Records from a data collection:
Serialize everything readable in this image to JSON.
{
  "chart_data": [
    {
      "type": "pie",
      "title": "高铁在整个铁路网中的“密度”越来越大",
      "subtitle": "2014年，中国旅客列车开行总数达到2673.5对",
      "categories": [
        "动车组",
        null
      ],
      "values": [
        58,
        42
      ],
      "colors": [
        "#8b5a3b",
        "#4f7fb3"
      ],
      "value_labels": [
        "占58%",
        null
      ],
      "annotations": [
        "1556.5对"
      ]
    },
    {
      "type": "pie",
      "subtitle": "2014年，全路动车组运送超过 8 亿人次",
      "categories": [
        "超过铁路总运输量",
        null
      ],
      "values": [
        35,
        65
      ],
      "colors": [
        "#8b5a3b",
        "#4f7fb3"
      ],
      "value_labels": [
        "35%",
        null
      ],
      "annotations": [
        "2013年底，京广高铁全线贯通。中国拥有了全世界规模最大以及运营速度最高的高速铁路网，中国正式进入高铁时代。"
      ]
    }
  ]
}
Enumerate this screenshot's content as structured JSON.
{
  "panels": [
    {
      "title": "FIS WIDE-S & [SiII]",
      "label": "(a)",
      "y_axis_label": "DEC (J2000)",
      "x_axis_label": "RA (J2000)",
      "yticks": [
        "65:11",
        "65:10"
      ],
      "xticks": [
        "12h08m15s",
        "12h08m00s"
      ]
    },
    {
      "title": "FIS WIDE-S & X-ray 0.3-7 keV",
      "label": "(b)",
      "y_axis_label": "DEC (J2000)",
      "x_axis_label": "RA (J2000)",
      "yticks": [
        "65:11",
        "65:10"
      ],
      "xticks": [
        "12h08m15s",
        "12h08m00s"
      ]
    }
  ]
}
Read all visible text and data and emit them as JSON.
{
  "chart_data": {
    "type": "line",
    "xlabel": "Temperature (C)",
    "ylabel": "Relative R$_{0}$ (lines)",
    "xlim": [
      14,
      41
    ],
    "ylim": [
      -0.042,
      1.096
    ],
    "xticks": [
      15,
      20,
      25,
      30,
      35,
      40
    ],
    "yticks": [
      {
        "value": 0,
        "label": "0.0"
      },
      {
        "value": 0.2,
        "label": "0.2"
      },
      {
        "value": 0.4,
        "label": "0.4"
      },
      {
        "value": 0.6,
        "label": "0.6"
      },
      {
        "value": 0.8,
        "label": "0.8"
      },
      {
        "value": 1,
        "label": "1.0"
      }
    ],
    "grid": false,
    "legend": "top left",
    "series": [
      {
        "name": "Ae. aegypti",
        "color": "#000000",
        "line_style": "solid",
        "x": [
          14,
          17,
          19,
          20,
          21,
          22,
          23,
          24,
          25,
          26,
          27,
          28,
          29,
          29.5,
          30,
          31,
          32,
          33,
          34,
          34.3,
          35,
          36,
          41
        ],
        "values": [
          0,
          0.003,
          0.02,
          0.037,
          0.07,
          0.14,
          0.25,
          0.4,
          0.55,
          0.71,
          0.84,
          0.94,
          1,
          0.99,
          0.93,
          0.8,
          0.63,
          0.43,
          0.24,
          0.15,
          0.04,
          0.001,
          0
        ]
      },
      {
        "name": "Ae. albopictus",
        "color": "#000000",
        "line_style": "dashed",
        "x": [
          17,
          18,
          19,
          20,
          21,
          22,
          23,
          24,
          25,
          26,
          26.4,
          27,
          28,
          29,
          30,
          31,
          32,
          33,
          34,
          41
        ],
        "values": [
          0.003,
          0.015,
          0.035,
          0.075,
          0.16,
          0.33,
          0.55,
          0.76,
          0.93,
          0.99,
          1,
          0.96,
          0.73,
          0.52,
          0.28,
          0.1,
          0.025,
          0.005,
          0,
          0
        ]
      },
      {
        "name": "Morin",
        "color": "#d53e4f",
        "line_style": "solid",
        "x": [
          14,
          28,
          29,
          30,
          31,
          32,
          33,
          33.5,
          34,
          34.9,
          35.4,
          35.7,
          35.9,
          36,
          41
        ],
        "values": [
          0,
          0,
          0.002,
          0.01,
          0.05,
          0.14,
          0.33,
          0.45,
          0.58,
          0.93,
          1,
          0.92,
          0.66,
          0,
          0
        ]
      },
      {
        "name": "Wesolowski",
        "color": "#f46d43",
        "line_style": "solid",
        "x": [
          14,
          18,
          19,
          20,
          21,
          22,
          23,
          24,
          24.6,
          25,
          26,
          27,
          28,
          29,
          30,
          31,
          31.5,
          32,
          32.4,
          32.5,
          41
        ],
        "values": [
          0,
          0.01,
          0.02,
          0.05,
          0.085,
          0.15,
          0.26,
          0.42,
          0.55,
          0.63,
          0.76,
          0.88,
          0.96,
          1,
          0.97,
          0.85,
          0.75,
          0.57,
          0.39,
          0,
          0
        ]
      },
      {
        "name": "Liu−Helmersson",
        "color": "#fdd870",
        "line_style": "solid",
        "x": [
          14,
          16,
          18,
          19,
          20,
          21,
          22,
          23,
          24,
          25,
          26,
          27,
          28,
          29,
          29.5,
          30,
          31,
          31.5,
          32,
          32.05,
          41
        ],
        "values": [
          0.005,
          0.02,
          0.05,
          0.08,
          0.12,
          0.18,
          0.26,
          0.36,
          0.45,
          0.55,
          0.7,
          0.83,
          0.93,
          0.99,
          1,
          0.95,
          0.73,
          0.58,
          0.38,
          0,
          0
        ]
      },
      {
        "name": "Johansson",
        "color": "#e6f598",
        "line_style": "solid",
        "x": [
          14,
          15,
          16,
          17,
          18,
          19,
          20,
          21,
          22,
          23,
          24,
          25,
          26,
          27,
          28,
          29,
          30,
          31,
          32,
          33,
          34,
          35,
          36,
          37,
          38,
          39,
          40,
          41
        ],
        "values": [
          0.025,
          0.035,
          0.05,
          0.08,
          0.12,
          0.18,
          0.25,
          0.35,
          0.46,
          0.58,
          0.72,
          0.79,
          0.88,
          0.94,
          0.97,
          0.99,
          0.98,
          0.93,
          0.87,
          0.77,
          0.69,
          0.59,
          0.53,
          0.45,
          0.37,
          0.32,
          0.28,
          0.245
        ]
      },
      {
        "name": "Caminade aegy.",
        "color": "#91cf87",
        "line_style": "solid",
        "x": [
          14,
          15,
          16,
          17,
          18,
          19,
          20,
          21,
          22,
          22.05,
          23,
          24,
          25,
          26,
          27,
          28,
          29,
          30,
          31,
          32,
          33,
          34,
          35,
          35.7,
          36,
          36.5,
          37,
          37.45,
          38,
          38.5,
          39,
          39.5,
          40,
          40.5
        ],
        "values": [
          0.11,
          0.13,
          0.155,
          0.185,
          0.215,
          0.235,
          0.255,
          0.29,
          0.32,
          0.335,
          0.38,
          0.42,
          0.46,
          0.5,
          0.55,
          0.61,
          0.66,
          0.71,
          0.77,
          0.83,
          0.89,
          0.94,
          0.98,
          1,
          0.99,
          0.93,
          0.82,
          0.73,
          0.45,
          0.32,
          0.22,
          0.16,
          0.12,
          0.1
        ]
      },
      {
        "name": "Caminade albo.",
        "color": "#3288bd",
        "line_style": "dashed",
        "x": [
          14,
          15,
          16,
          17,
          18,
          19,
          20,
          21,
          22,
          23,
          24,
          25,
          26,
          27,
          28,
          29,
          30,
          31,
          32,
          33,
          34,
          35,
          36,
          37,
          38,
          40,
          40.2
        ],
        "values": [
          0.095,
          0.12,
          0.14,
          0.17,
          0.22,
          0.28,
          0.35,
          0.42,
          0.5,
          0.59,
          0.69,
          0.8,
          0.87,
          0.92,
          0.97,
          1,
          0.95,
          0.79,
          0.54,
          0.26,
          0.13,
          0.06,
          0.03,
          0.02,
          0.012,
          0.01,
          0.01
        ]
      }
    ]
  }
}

EXERCISE: All of the data shown above must be copied exactly.

FULL RESPONSE:
Serialize everything readable in this image to JSON.
{
  "chart_data": [
    {
      "type": "pie",
      "title": "高铁在整个铁路网中的“密度”越来越大",
      "subtitle": "2014年，中国旅客列车开行总数达到2673.5对",
      "categories": [
        "动车组",
        null
      ],
      "values": [
        58,
        42
      ],
      "colors": [
        "#8b5a3b",
        "#4f7fb3"
      ],
      "value_labels": [
        "占58%",
        null
      ],
      "annotations": [
        "1556.5对"
      ]
    },
    {
      "type": "pie",
      "subtitle": "2014年，全路动车组运送超过 8 亿人次",
      "categories": [
        "超过铁路总运输量",
        null
      ],
      "values": [
        35,
        65
      ],
      "colors": [
        "#8b5a3b",
        "#4f7fb3"
      ],
      "value_labels": [
        "35%",
        null
      ],
      "annotations": [
        "2013年底，京广高铁全线贯通。中国拥有了全世界规模最大以及运营速度最高的高速铁路网，中国正式进入高铁时代。"
      ]
    }
  ]
}
Enumerate this screenshot's content as structured JSON.
{
  "panels": [
    {
      "title": "FIS WIDE-S & [SiII]",
      "label": "(a)",
      "y_axis_label": "DEC (J2000)",
      "x_axis_label": "RA (J2000)",
      "yticks": [
        "65:11",
        "65:10"
      ],
      "xticks": [
        "12h08m15s",
        "12h08m00s"
      ]
    },
    {
      "title": "FIS WIDE-S & X-ray 0.3-7 keV",
      "label": "(b)",
      "y_axis_label": "DEC (J2000)",
      "x_axis_label": "RA (J2000)",
      "yticks": [
        "65:11",
        "65:10"
      ],
      "xticks": [
        "12h08m15s",
        "12h08m00s"
      ]
    }
  ]
}
Read all visible text and data and emit them as JSON.
{
  "chart_data": {
    "type": "line",
    "xlabel": "Temperature (C)",
    "ylabel": "Relative R$_{0}$ (lines)",
    "xlim": [
      14,
      41
    ],
    "ylim": [
      -0.042,
      1.096
    ],
    "xticks": [
      15,
      20,
      25,
      30,
      35,
      40
    ],
    "yticks": [
      {
        "value": 0,
        "label": "0.0"
      },
      {
        "value": 0.2,
        "label": "0.2"
      },
      {
        "value": 0.4,
        "label": "0.4"
      },
      {
        "value": 0.6,
        "label": "0.6"
      },
      {
        "value": 0.8,
        "label": "0.8"
      },
      {
        "value": 1,
        "label": "1.0"
      }
    ],
    "grid": false,
    "legend": "top left",
    "series": [
      {
        "name": "Ae. aegypti",
        "color": "#000000",
        "line_style": "solid",
        "x": [
          14,
          17,
          19,
          20,
          21,
          22,
          23,
          24,
          25,
          26,
          27,
          28,
          29,
          29.5,
          30,
          31,
          32,
          33,
          34,
          34.3,
          35,
          36,
          41
        ],
        "values": [
          0,
          0.003,
          0.02,
          0.037,
          0.07,
          0.14,
          0.25,
          0.4,
          0.55,
          0.71,
          0.84,
          0.94,
          1,
          0.99,
          0.93,
          0.8,
          0.63,
          0.43,
          0.24,
          0.15,
          0.04,
          0.001,
          0
        ]
      },
      {
        "name": "Ae. albopictus",
        "color": "#000000",
        "line_style": "dashed",
        "x": [
          17,
          18,
          19,
          20,
          21,
          22,
          23,
          24,
          25,
          26,
          26.4,
          27,
          28,
          29,
          30,
          31,
          32,
          33,
          34,
          41
        ],
        "values": [
          0.003,
          0.015,
          0.035,
          0.075,
          0.16,
          0.33,
          0.55,
          0.76,
          0.93,
          0.99,
          1,
          0.96,
          0.73,
          0.52,
          0.28,
          0.1,
          0.025,
          0.005,
          0,
          0
        ]
      },
      {
        "name": "Morin",
        "color": "#d53e4f",
        "line_style": "solid",
        "x": [
          14,
          28,
          29,
          30,
          31,
          32,
          33,
          33.5,
          34,
          34.9,
          35.4,
          35.7,
          35.9,
          36,
          41
        ],
        "values": [
          0,
          0,
          0.002,
          0.01,
          0.05,
          0.14,
          0.33,
          0.45,
          0.58,
          0.93,
          1,
          0.92,
          0.66,
          0,
          0
        ]
      },
      {
        "name": "Wesolowski",
        "color": "#f46d43",
        "line_style": "solid",
        "x": [
          14,
          18,
          19,
          20,
          21,
          22,
          23,
          24,
          24.6,
          25,
          26,
          27,
          28,
          29,
          30,
          31,
          31.5,
          32,
          32.4,
          32.5,
          41
        ],
        "values": [
          0,
          0.01,
          0.02,
          0.05,
          0.085,
          0.15,
          0.26,
          0.42,
          0.55,
          0.63,
          0.76,
          0.88,
          0.96,
          1,
          0.97,
          0.85,
          0.75,
          0.57,
          0.39,
          0,
          0
        ]
      },
      {
        "name": "Liu−Helmersson",
        "color": "#fdd870",
        "line_style": "solid",
        "x": [
          14,
          16,
          18,
          19,
          20,
          21,
          22,
          23,
          24,
          25,
          26,
          27,
          28,
          29,
          29.5,
          30,
          31,
          31.5,
          32,
          32.05,
          41
        ],
        "values": [
          0.005,
          0.02,
          0.05,
          0.08,
          0.12,
          0.18,
          0.26,
          0.36,
          0.45,
          0.55,
          0.7,
          0.83,
          0.93,
          0.99,
          1,
          0.95,
          0.73,
          0.58,
          0.38,
          0,
          0
        ]
      },
      {
        "name": "Johansson",
        "color": "#e6f598",
        "line_style": "solid",
        "x": [
          14,
          15,
          16,
          17,
          18,
          19,
          20,
          21,
          22,
          23,
          24,
          25,
          26,
          27,
          28,
          29,
          30,
          31,
          32,
          33,
          34,
          35,
          36,
          37,
          38,
          39,
          40,
          41
        ],
        "values": [
          0.025,
          0.035,
          0.05,
          0.08,
          0.12,
          0.18,
          0.25,
          0.35,
          0.46,
          0.58,
          0.72,
          0.79,
          0.88,
          0.94,
          0.97,
          0.99,
          0.98,
          0.93,
          0.87,
          0.77,
          0.69,
          0.59,
          0.53,
          0.45,
          0.37,
          0.32,
          0.28,
          0.245
        ]
      },
      {
        "name": "Caminade aegy.",
        "color": "#91cf87",
        "line_style": "solid",
        "x": [
          14,
          15,
          16,
          17,
          18,
          19,
          20,
          21,
          22,
          22.05,
          23,
          24,
          25,
          26,
          27,
          28,
          29,
          30,
          31,
          32,
          33,
          34,
          35,
          35.7,
          36,
          36.5,
          37,
          37.45,
          38,
          38.5,
          39,
          39.5,
          40,
          40.5
        ],
        "values": [
          0.11,
          0.13,
          0.155,
          0.185,
          0.215,
          0.235,
          0.255,
          0.29,
          0.32,
          0.335,
          0.38,
          0.42,
          0.46,
          0.5,
          0.55,
          0.61,
          0.66,
          0.71,
          0.77,
          0.83,
          0.89,
          0.94,
          0.98,
          1,
          0.99,
          0.93,
          0.82,
          0.73,
          0.45,
          0.32,
          0.22,
          0.16,
          0.12,
          0.1
        ]
      },
      {
        "name": "Caminade albo.",
        "color": "#3288bd",
        "line_style": "dashed",
        "x": [
          14,
          15,
          16,
          17,
          18,
          19,
          20,
          21,
          22,
          23,
          24,
          25,
          26,
          27,
          28,
          29,
          30,
          31,
          32,
          33,
          34,
          35,
          36,
          37,
          38,
          40,
          40.2
        ],
        "values": [
          0.095,
          0.12,
          0.14,
          0.17,
          0.22,
          0.28,
          0.35,
          0.42,
          0.5,
          0.59,
          0.69,
          0.8,
          0.87,
          0.92,
          0.97,
          1,
          0.95,
          0.79,
          0.54,
          0.26,
          0.13,
          0.06,
          0.03,
          0.02,
          0.012,
          0.01,
          0.01
        ]
      }
    ]
  }
}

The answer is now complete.